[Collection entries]
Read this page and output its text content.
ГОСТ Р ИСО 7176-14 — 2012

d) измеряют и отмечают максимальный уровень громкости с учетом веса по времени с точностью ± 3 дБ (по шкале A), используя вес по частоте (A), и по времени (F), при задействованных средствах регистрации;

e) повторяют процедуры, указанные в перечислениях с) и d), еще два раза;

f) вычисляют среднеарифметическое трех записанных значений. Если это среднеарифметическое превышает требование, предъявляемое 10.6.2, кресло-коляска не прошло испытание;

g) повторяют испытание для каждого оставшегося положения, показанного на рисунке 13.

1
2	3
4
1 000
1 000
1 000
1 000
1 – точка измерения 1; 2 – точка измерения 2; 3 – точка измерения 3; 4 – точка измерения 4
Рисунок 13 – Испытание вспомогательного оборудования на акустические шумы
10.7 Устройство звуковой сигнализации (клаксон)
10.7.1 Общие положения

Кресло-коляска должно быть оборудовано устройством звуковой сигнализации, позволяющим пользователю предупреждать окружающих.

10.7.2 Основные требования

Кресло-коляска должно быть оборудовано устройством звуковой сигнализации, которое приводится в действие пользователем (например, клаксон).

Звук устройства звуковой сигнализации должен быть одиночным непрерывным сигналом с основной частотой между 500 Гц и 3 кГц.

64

* * *

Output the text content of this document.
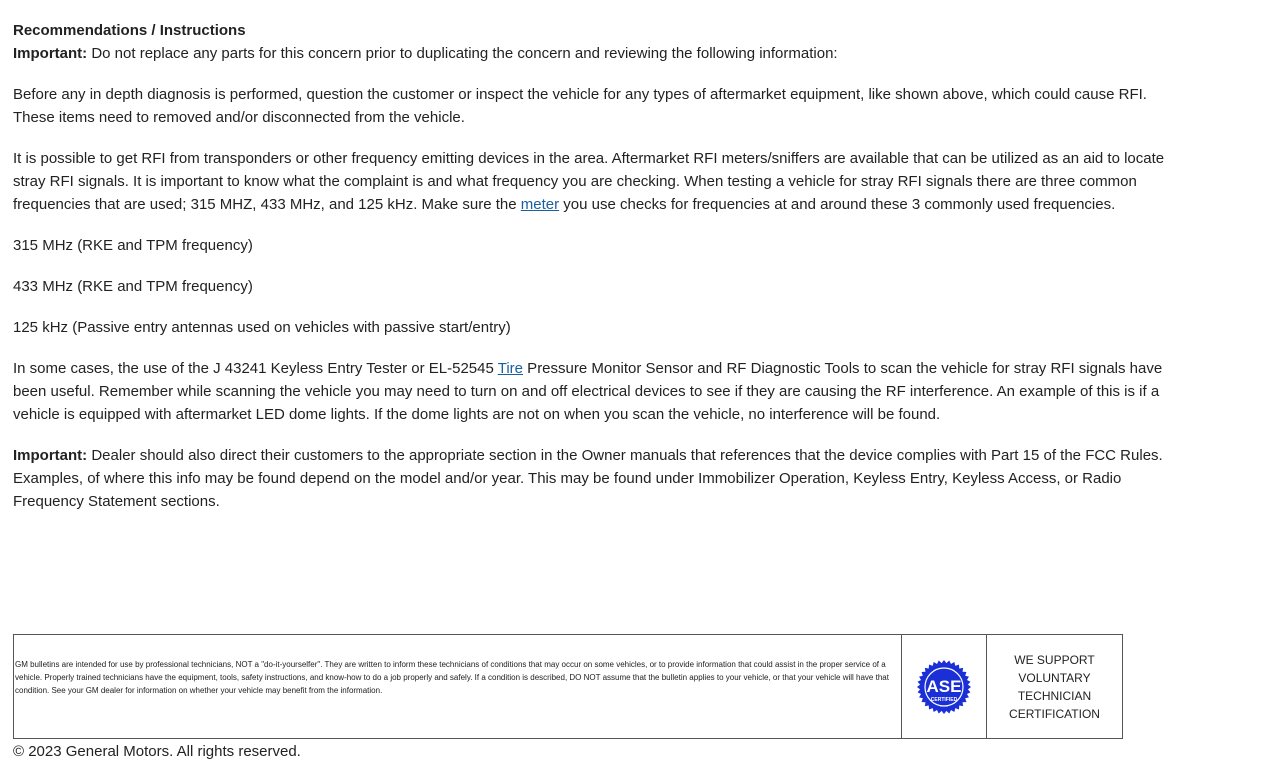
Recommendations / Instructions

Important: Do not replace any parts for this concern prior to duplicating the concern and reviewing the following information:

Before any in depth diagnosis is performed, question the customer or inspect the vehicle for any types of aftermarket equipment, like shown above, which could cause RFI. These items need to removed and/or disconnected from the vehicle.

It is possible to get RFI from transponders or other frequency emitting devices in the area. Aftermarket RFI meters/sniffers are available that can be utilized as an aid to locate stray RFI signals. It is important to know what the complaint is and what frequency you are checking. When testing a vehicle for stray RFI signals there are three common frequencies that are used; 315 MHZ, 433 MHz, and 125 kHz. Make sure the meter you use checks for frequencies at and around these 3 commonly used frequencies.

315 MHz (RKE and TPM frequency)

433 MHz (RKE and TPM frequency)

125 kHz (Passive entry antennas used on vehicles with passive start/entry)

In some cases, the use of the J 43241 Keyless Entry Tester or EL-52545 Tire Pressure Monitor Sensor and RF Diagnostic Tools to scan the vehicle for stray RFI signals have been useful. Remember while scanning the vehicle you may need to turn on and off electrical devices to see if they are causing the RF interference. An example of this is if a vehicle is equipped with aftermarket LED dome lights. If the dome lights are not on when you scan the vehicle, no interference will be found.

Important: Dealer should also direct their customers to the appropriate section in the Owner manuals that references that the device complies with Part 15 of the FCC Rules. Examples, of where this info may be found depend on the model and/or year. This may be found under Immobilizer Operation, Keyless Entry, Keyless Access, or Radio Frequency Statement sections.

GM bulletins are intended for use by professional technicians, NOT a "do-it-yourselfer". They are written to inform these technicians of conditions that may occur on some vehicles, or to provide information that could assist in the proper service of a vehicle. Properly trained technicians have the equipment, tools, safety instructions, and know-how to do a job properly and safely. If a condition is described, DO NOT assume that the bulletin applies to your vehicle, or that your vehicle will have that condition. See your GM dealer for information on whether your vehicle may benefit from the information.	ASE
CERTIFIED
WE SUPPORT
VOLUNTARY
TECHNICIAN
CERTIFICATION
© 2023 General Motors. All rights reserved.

* * *

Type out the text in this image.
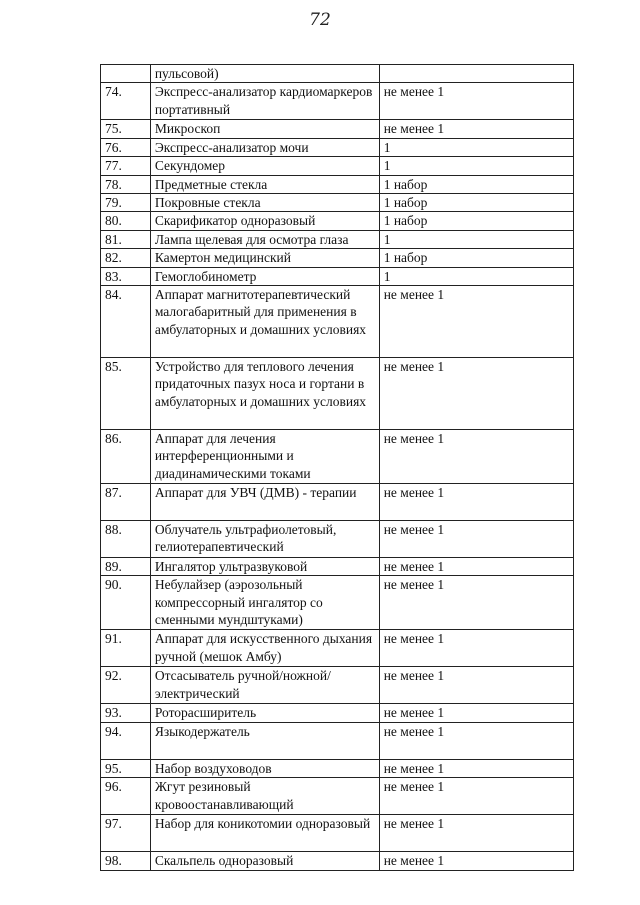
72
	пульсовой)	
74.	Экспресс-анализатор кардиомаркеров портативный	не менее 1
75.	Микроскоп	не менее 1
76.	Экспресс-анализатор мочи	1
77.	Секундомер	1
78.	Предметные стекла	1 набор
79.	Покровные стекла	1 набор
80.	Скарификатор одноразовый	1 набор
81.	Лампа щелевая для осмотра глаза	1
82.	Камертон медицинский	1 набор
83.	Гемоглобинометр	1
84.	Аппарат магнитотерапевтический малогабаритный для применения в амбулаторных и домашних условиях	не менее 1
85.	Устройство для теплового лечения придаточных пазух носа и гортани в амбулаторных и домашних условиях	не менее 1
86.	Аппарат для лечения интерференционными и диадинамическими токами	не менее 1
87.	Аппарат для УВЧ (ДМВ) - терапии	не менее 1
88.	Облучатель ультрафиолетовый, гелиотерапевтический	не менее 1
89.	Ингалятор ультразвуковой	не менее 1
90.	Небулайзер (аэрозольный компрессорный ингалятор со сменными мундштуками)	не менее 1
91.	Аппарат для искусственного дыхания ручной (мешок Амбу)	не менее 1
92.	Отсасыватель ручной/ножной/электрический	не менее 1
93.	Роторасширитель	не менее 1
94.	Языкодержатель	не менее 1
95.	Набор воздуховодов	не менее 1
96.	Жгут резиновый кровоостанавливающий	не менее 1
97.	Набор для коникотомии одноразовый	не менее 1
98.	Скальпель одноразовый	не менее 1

[Written task]:
From the records, copy every line that has the string "одноразовый" in it.

[Result for this task]:
80.	Скарификатор одноразовый	1 набор
97.	Набор для коникотомии одноразовый	не менее 1
98.	Скальпель одноразовый	не менее 1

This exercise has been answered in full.